▶ [WHAT THE TASK REQUIRES] Extract every line that contains the word "institucionales".

(Stored data)
..........
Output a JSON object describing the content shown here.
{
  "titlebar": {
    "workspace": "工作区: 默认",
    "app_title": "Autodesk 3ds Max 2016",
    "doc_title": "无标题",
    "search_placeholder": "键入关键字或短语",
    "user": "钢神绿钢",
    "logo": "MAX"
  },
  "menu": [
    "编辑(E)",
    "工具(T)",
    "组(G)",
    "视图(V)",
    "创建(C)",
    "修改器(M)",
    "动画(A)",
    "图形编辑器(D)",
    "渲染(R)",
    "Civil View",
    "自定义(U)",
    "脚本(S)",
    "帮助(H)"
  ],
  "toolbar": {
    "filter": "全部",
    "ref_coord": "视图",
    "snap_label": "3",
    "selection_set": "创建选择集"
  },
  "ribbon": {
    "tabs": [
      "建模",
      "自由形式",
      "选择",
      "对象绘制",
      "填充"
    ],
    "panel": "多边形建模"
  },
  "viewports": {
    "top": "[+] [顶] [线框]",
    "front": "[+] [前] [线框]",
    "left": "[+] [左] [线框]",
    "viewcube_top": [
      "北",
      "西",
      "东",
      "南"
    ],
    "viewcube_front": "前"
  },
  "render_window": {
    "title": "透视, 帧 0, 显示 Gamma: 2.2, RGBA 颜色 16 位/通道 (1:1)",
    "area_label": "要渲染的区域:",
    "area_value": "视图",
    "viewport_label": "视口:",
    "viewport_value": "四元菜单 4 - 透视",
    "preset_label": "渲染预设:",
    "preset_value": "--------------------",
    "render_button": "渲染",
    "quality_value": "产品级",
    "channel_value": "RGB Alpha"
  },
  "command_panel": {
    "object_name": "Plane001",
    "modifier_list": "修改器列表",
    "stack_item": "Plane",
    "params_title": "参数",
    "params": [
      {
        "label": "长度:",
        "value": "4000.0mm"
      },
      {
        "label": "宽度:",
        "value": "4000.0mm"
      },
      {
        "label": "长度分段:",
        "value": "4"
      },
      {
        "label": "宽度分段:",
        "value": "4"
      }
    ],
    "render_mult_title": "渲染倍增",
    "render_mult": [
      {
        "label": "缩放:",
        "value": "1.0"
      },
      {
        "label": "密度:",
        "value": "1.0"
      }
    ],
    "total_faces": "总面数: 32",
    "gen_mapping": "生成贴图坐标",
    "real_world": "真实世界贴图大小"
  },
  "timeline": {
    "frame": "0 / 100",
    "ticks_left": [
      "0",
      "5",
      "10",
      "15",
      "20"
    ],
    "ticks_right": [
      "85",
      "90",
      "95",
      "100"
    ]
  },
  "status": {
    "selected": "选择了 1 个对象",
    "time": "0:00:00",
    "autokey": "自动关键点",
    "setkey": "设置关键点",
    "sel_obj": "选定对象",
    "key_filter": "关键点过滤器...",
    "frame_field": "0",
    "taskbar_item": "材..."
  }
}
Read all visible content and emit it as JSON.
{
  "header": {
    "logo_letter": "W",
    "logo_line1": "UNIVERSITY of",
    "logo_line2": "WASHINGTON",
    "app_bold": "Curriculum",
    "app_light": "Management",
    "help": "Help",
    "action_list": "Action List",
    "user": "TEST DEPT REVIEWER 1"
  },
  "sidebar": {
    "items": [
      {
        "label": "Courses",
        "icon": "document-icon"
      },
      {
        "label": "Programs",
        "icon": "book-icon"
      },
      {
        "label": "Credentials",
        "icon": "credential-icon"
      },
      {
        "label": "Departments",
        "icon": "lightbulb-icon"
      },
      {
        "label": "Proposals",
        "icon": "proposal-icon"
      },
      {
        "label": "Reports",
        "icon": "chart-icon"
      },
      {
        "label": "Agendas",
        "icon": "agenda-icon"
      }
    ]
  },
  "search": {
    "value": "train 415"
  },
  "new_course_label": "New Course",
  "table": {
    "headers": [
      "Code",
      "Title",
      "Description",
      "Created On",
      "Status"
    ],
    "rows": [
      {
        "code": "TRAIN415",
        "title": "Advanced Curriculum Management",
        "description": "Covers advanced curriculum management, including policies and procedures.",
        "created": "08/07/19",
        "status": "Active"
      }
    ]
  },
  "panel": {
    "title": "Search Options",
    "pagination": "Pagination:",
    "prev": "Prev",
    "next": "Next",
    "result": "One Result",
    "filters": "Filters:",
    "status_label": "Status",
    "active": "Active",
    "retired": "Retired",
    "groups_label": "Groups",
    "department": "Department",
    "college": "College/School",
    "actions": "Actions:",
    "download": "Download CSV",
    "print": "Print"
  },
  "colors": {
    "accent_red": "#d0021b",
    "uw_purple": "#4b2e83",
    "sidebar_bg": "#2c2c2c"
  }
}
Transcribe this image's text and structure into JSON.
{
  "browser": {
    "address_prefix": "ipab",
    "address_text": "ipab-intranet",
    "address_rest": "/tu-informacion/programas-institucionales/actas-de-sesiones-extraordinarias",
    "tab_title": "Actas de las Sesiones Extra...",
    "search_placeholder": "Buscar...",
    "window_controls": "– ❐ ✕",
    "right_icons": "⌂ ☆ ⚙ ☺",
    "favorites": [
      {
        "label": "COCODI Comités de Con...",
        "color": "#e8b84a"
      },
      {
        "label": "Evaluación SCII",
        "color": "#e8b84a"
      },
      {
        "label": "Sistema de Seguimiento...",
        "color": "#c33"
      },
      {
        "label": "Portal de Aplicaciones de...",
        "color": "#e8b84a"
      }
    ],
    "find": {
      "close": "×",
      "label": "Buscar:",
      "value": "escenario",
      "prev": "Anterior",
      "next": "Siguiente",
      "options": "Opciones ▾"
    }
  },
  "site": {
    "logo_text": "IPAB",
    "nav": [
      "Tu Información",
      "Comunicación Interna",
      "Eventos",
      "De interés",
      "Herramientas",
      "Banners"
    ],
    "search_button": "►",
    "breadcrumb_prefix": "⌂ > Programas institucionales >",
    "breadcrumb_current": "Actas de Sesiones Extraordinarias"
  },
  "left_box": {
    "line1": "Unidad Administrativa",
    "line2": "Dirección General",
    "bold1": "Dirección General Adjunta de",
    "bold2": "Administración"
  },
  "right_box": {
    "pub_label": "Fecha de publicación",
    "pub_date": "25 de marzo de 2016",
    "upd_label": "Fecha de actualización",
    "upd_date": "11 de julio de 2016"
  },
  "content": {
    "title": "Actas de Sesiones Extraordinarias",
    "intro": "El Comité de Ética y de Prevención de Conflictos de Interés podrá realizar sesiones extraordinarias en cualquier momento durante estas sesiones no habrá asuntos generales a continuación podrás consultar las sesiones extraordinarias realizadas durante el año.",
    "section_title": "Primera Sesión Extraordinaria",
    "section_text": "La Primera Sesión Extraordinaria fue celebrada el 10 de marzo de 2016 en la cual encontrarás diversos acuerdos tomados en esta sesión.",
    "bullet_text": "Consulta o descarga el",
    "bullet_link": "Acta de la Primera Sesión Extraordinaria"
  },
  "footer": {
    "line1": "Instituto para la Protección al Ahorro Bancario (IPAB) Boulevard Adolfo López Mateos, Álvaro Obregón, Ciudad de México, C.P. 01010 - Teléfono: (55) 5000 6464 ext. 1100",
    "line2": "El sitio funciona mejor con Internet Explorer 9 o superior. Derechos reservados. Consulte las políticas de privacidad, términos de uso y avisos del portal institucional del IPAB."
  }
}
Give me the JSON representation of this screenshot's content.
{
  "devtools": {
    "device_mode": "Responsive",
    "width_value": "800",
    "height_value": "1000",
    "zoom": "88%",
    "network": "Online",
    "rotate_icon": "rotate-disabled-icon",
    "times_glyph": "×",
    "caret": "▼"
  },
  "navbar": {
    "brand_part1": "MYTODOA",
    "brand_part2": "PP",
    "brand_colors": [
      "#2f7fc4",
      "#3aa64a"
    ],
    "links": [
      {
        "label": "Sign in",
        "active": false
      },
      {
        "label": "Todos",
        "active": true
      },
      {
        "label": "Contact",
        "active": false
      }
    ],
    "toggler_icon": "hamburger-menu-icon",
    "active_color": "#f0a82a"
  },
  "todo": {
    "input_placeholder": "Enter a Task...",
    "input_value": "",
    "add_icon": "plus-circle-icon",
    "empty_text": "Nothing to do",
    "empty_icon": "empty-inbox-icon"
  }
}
..........
▶ [SOLUTION FOR THIS PROBLEM]
    "address_rest": "/tu-informacion/programas-institucionales/actas-de-sesiones-extraordinarias",
    "breadcrumb_prefix": "⌂ > Programas institucionales >",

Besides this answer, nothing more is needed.